_Aim of the task_. Can you copy out the data exactly? Leave the images out.

Items from a figure collection:
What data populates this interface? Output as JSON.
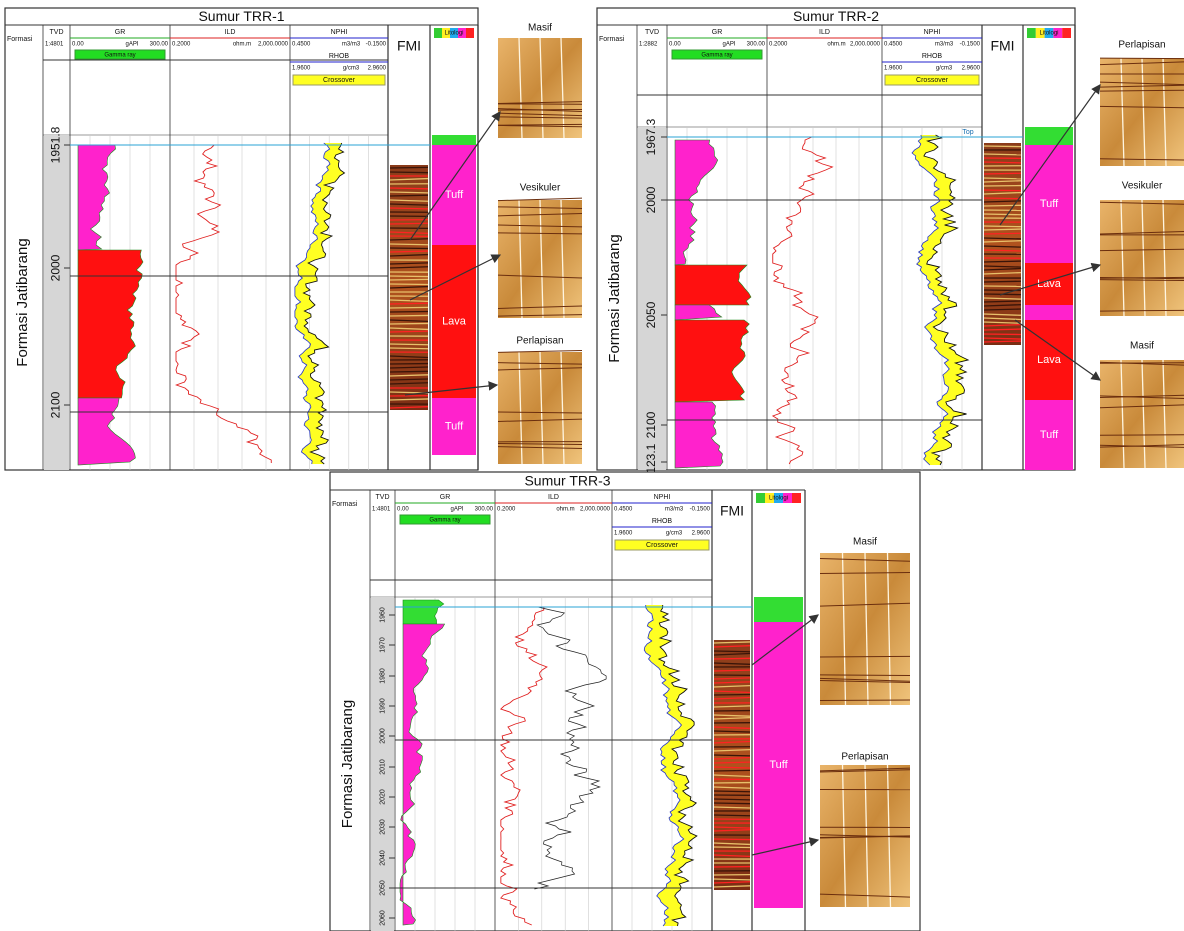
{
  "panels": [
    {
      "title": "Sumur TRR-1",
      "formasi": "Formasi",
      "tvd": {
        "name": "TVD",
        "scale": "1:4801"
      },
      "gr": {
        "name": "GR",
        "min": "0.00",
        "unit": "gAPI",
        "max": "300.00",
        "legend": "Gamma ray"
      },
      "ild": {
        "name": "ILD",
        "min": "0.2000",
        "unit": "ohm.m",
        "max": "2,000.0000"
      },
      "nphi": {
        "name": "NPHI",
        "min": "0.4500",
        "unit": "m3/m3",
        "max": "-0.1500"
      },
      "rhob": {
        "name": "RHOB",
        "min": "1.9600",
        "unit": "g/cm3",
        "max": "2.9600"
      },
      "crossover": "Crossover",
      "fmi": "FMI",
      "litologi": "Litologi",
      "formation": "Formasi Jatibarang",
      "depth_ticks": [
        1951.8,
        2000,
        2100
      ],
      "lithology": [
        "Tuff",
        "Lava",
        "Tuff"
      ],
      "images": [
        "Masif",
        "Vesikuler",
        "Perlapisan"
      ]
    },
    {
      "title": "Sumur TRR-2",
      "formasi": "Formasi",
      "tvd": {
        "name": "TVD",
        "scale": "1:2882"
      },
      "gr": {
        "name": "GR",
        "min": "0.00",
        "unit": "gAPI",
        "max": "300.00",
        "legend": "Gamma ray"
      },
      "ild": {
        "name": "ILD",
        "min": "0.2000",
        "unit": "ohm.m",
        "max": "2,000.0000"
      },
      "nphi": {
        "name": "NPHI",
        "min": "0.4500",
        "unit": "m3/m3",
        "max": "-0.1500"
      },
      "rhob": {
        "name": "RHOB",
        "min": "1.9600",
        "unit": "g/cm3",
        "max": "2.9600"
      },
      "crossover": "Crossover",
      "fmi": "FMI",
      "litologi": "Litologi",
      "formation": "Formasi Jatibarang",
      "top_marker": "Top",
      "depth_ticks": [
        1967.3,
        2000,
        2050,
        2100,
        2123.1
      ],
      "lithology": [
        "Tuff",
        "Lava",
        "Lava",
        "Tuff"
      ],
      "images": [
        "Perlapisan",
        "Vesikuler",
        "Masif"
      ]
    },
    {
      "title": "Sumur TRR-3",
      "formasi": "Formasi",
      "tvd": {
        "name": "TVD",
        "scale": "1:4801"
      },
      "gr": {
        "name": "GR",
        "min": "0.00",
        "unit": "gAPI",
        "max": "300.00",
        "legend": "Gamma ray"
      },
      "ild": {
        "name": "ILD",
        "min": "0.2000",
        "unit": "ohm.m",
        "max": "2,000.0000"
      },
      "nphi": {
        "name": "NPHI",
        "min": "0.4500",
        "unit": "m3/m3",
        "max": "-0.1500"
      },
      "rhob": {
        "name": "RHOB",
        "min": "1.9600",
        "unit": "g/cm3",
        "max": "2.9600"
      },
      "crossover": "Crossover",
      "fmi": "FMI",
      "litologi": "Litologi",
      "formation": "Formasi Jatibarang",
      "depth_ticks": [
        1960,
        1970,
        1980,
        1990,
        2000,
        2010,
        2020,
        2030,
        2040,
        2050,
        2060
      ],
      "lithology": [
        "Tuff"
      ],
      "images": [
        "Masif",
        "Perlapisan"
      ]
    }
  ]
}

_Result_.
What data populates this interface? Output as JSON.
{
  "panels": [
    {
      "title": "Sumur TRR-1",
      "formasi": "Formasi",
      "tvd": {
        "name": "TVD",
        "scale": "1:4801"
      },
      "gr": {
        "name": "GR",
        "min": "0.00",
        "unit": "gAPI",
        "max": "300.00",
        "legend": "Gamma ray"
      },
      "ild": {
        "name": "ILD",
        "min": "0.2000",
        "unit": "ohm.m",
        "max": "2,000.0000"
      },
      "nphi": {
        "name": "NPHI",
        "min": "0.4500",
        "unit": "m3/m3",
        "max": "-0.1500"
      },
      "rhob": {
        "name": "RHOB",
        "min": "1.9600",
        "unit": "g/cm3",
        "max": "2.9600"
      },
      "crossover": "Crossover",
      "fmi": "FMI",
      "litologi": "Litologi",
      "formation": "Formasi Jatibarang",
      "depth_ticks": [
        1951.8,
        2000,
        2100
      ],
      "lithology": [
        "Tuff",
        "Lava",
        "Tuff"
      ],
      "images": [
        "Masif",
        "Vesikuler",
        "Perlapisan"
      ]
    },
    {
      "title": "Sumur TRR-2",
      "formasi": "Formasi",
      "tvd": {
        "name": "TVD",
        "scale": "1:2882"
      },
      "gr": {
        "name": "GR",
        "min": "0.00",
        "unit": "gAPI",
        "max": "300.00",
        "legend": "Gamma ray"
      },
      "ild": {
        "name": "ILD",
        "min": "0.2000",
        "unit": "ohm.m",
        "max": "2,000.0000"
      },
      "nphi": {
        "name": "NPHI",
        "min": "0.4500",
        "unit": "m3/m3",
        "max": "-0.1500"
      },
      "rhob": {
        "name": "RHOB",
        "min": "1.9600",
        "unit": "g/cm3",
        "max": "2.9600"
      },
      "crossover": "Crossover",
      "fmi": "FMI",
      "litologi": "Litologi",
      "formation": "Formasi Jatibarang",
      "top_marker": "Top",
      "depth_ticks": [
        1967.3,
        2000,
        2050,
        2100,
        2123.1
      ],
      "lithology": [
        "Tuff",
        "Lava",
        "Lava",
        "Tuff"
      ],
      "images": [
        "Perlapisan",
        "Vesikuler",
        "Masif"
      ]
    },
    {
      "title": "Sumur TRR-3",
      "formasi": "Formasi",
      "tvd": {
        "name": "TVD",
        "scale": "1:4801"
      },
      "gr": {
        "name": "GR",
        "min": "0.00",
        "unit": "gAPI",
        "max": "300.00",
        "legend": "Gamma ray"
      },
      "ild": {
        "name": "ILD",
        "min": "0.2000",
        "unit": "ohm.m",
        "max": "2,000.0000"
      },
      "nphi": {
        "name": "NPHI",
        "min": "0.4500",
        "unit": "m3/m3",
        "max": "-0.1500"
      },
      "rhob": {
        "name": "RHOB",
        "min": "1.9600",
        "unit": "g/cm3",
        "max": "2.9600"
      },
      "crossover": "Crossover",
      "fmi": "FMI",
      "litologi": "Litologi",
      "formation": "Formasi Jatibarang",
      "depth_ticks": [
        1960,
        1970,
        1980,
        1990,
        2000,
        2010,
        2020,
        2030,
        2040,
        2050,
        2060
      ],
      "lithology": [
        "Tuff"
      ],
      "images": [
        "Masif",
        "Perlapisan"
      ]
    }
  ]
}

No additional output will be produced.